What is expected>
Locate each line holding the string "основных" and copy it.

Task inputs>

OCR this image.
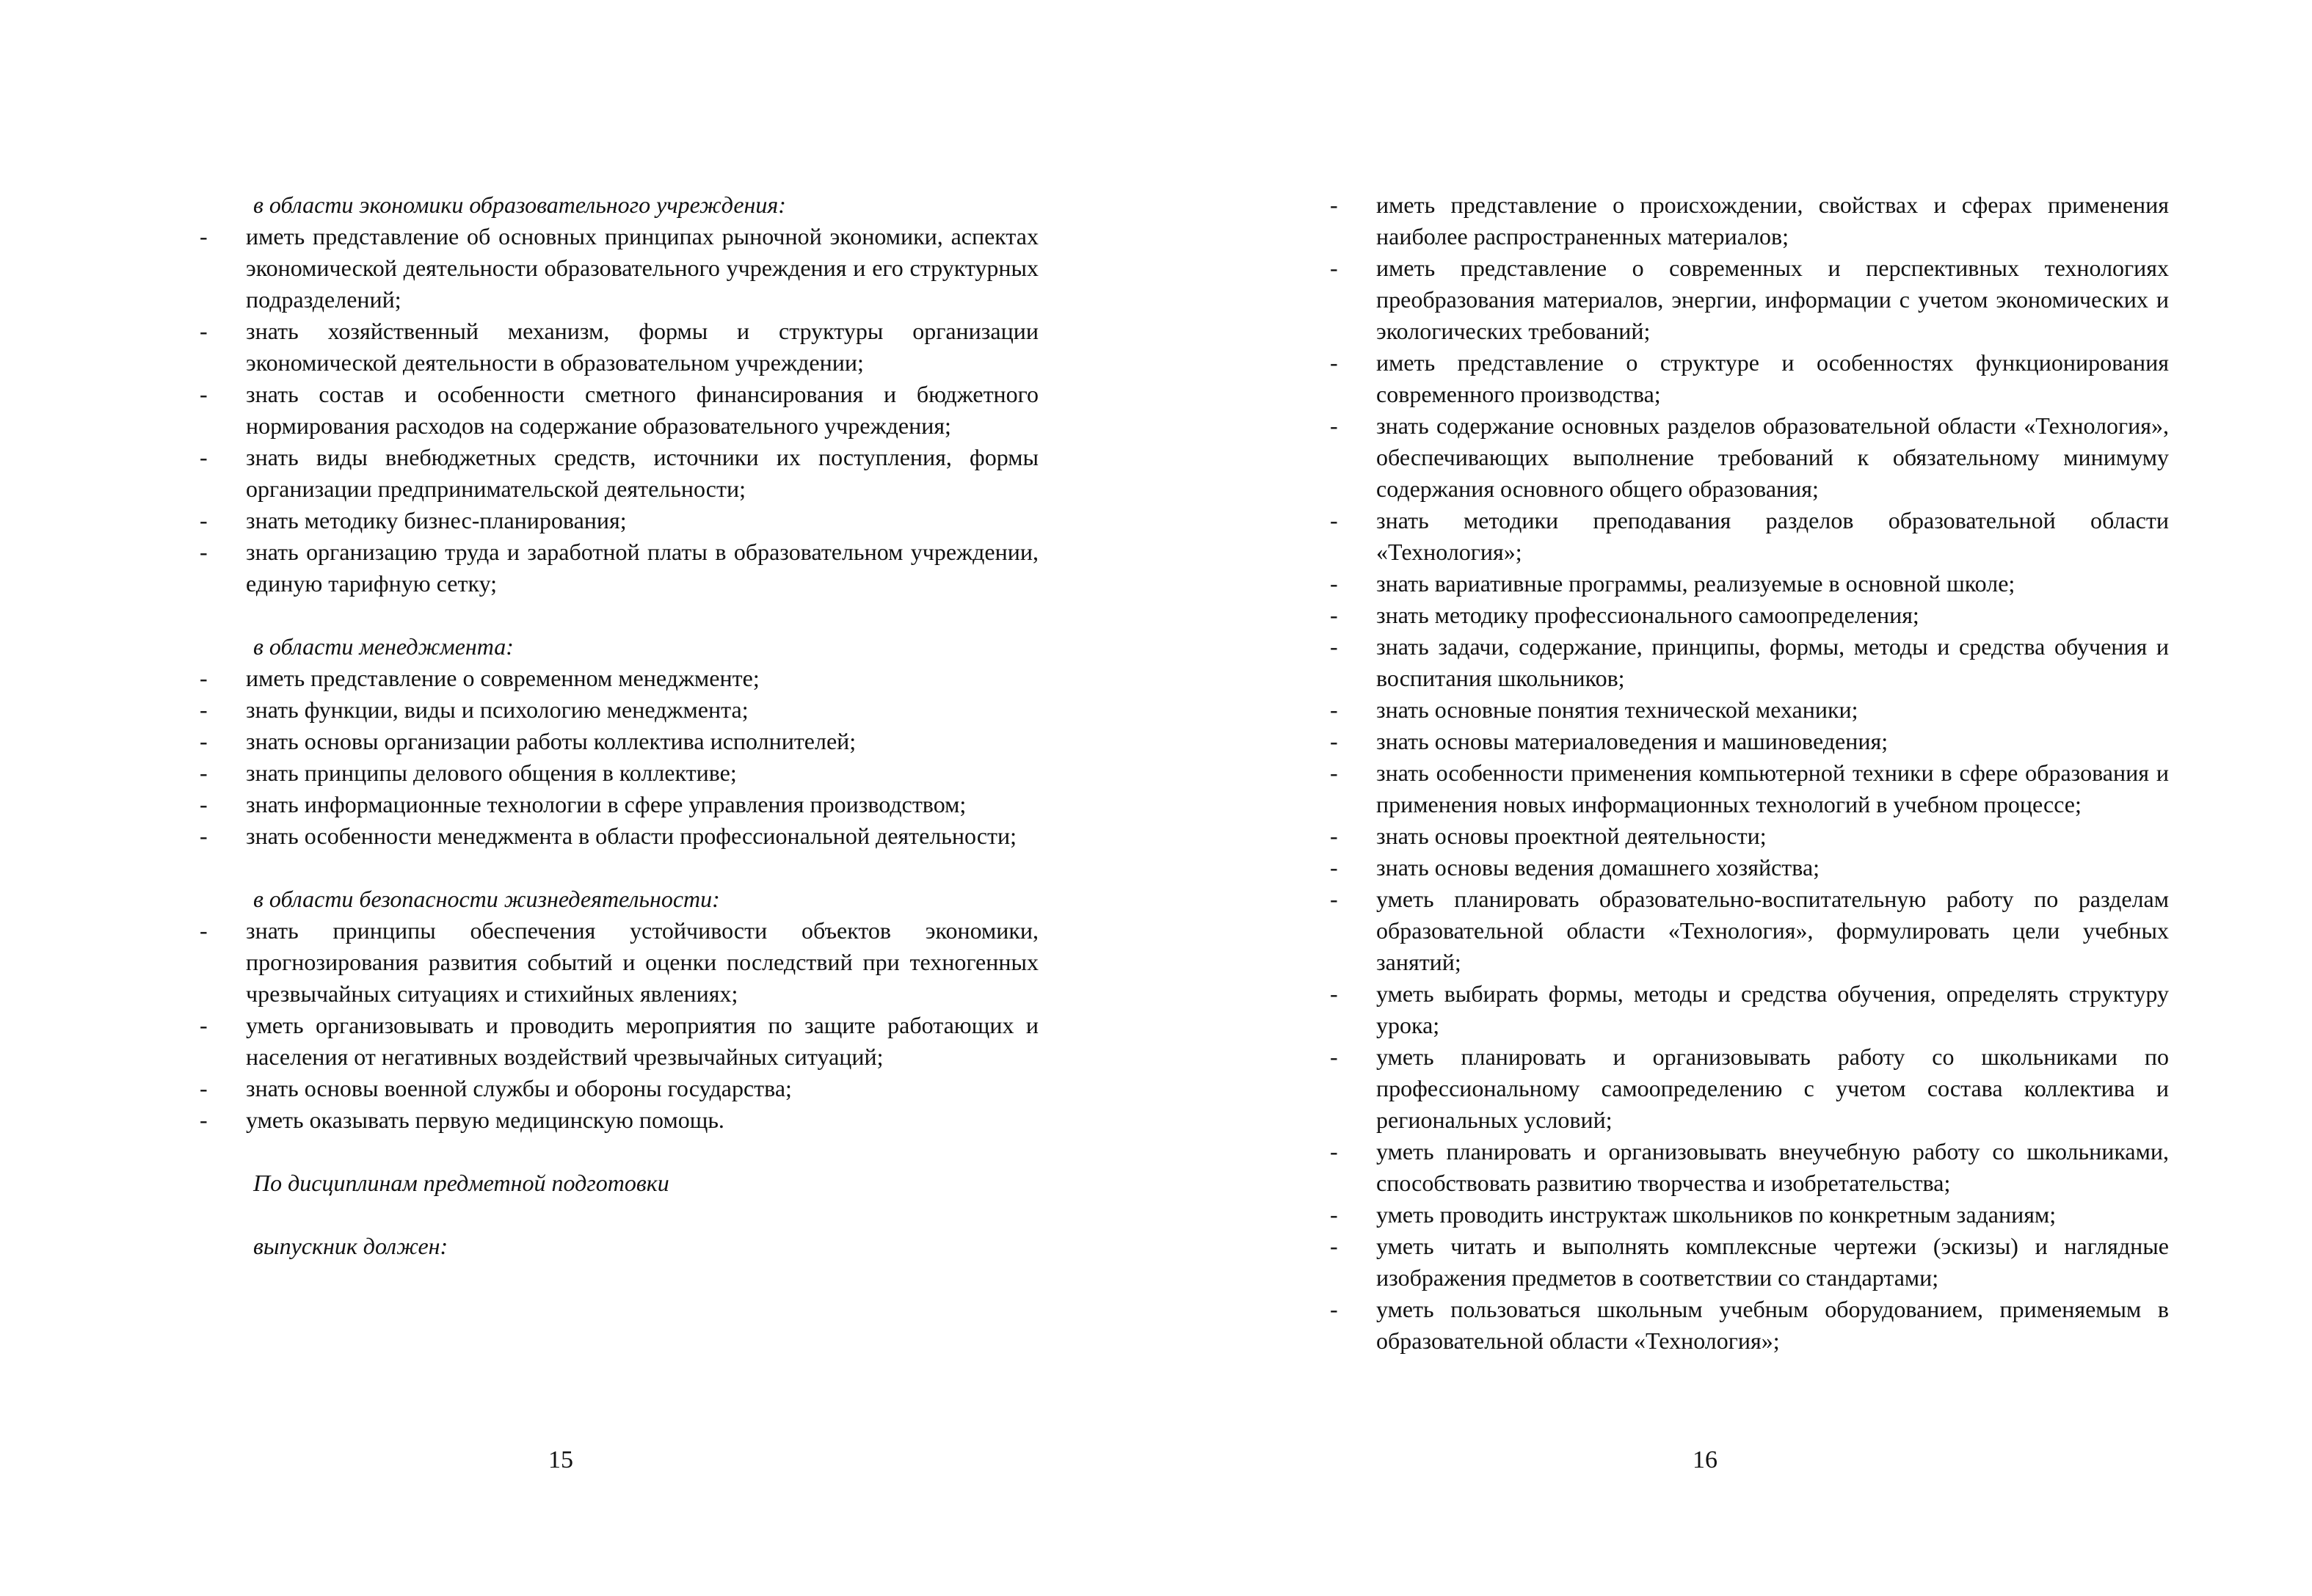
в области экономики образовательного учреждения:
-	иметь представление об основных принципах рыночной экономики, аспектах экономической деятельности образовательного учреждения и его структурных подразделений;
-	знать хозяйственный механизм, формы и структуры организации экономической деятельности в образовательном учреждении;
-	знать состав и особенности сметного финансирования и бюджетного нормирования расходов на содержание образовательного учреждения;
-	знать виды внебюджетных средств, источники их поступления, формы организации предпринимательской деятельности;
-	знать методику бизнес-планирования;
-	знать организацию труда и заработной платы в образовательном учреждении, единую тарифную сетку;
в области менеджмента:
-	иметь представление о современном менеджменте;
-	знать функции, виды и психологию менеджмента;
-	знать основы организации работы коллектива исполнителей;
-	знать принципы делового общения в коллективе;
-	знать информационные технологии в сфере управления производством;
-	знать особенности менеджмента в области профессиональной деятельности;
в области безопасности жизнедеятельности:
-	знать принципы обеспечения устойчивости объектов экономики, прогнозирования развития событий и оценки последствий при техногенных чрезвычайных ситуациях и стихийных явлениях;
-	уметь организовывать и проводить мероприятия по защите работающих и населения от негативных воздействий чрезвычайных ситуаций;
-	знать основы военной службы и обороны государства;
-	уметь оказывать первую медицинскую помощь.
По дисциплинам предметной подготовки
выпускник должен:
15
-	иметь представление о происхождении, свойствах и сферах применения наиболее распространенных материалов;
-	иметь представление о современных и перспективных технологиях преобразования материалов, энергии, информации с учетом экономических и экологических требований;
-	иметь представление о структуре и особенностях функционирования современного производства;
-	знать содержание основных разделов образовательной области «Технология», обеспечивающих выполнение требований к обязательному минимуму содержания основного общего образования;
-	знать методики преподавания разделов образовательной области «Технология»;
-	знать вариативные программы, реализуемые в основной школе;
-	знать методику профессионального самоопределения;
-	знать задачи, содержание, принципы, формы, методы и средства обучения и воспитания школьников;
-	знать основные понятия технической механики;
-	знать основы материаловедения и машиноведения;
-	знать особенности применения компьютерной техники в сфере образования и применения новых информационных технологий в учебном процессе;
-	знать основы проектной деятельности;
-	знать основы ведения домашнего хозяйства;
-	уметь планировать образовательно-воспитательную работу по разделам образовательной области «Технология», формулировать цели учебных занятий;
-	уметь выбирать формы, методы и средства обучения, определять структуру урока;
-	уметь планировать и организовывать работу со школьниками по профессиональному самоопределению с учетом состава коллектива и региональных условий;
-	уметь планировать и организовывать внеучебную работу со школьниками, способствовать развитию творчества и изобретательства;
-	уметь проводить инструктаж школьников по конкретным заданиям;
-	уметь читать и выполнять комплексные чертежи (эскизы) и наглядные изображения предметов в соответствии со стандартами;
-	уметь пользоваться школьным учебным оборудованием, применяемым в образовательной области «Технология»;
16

...

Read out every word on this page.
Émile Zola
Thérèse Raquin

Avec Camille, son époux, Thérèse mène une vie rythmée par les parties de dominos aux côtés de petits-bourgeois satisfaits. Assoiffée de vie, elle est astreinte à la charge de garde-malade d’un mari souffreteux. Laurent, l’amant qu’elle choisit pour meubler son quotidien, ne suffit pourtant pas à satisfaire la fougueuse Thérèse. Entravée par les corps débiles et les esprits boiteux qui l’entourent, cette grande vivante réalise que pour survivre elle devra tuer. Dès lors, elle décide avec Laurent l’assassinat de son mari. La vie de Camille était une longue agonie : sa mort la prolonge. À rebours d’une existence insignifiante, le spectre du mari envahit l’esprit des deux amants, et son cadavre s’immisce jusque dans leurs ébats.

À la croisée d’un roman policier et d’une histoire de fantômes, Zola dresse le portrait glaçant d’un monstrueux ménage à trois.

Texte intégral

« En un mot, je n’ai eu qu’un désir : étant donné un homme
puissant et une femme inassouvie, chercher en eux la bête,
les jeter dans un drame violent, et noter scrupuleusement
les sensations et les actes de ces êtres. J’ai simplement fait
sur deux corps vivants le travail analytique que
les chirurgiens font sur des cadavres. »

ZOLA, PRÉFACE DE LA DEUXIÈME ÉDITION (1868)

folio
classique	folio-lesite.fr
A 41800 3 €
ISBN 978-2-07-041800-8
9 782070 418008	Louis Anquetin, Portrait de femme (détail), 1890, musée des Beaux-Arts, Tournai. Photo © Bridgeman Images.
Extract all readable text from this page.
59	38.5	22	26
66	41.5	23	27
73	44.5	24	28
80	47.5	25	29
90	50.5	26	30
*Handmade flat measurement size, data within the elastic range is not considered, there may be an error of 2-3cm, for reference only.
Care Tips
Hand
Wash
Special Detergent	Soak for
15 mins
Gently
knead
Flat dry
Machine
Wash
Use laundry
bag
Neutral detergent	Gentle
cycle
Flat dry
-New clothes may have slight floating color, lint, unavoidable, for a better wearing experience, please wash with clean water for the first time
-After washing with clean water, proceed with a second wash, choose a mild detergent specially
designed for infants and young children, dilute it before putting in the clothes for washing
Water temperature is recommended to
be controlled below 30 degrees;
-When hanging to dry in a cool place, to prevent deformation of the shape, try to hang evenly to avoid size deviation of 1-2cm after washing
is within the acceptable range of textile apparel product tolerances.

---

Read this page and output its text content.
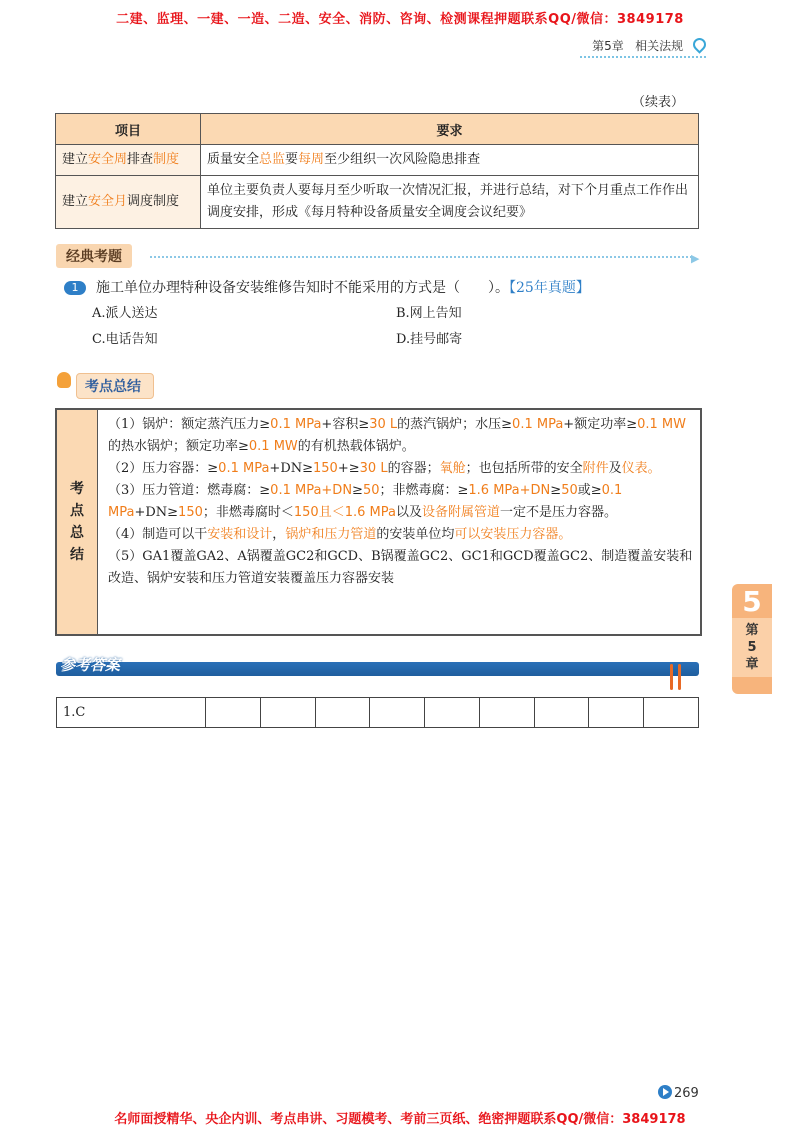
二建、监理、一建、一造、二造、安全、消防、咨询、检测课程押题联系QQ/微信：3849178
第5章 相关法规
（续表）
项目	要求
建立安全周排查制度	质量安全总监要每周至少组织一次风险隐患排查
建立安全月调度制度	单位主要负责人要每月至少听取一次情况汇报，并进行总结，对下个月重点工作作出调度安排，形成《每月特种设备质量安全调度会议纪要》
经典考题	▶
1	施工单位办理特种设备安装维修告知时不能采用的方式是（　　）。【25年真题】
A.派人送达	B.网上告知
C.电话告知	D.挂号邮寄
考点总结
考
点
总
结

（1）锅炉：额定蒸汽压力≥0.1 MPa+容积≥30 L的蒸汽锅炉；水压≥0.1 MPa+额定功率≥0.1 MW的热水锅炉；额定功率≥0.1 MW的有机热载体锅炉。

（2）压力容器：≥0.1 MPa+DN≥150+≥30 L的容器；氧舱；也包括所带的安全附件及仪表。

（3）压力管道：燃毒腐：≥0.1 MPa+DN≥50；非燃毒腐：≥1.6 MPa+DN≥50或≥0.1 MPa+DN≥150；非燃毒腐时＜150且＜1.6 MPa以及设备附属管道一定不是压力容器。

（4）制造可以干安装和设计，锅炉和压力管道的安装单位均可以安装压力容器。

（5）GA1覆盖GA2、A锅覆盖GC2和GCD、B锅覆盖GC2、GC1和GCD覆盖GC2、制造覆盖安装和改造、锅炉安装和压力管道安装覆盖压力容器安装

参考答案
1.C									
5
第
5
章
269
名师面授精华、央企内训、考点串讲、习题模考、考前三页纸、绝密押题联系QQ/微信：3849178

Finished task>
-	иметь представление об основных принципах рыночной экономики, аспектах экономической деятельности образовательного учреждения и его структурных подразделений;
-	знать содержание основных разделов образовательной области «Технология», обеспечивающих выполнение требований к обязательному минимуму содержания основного общего образования;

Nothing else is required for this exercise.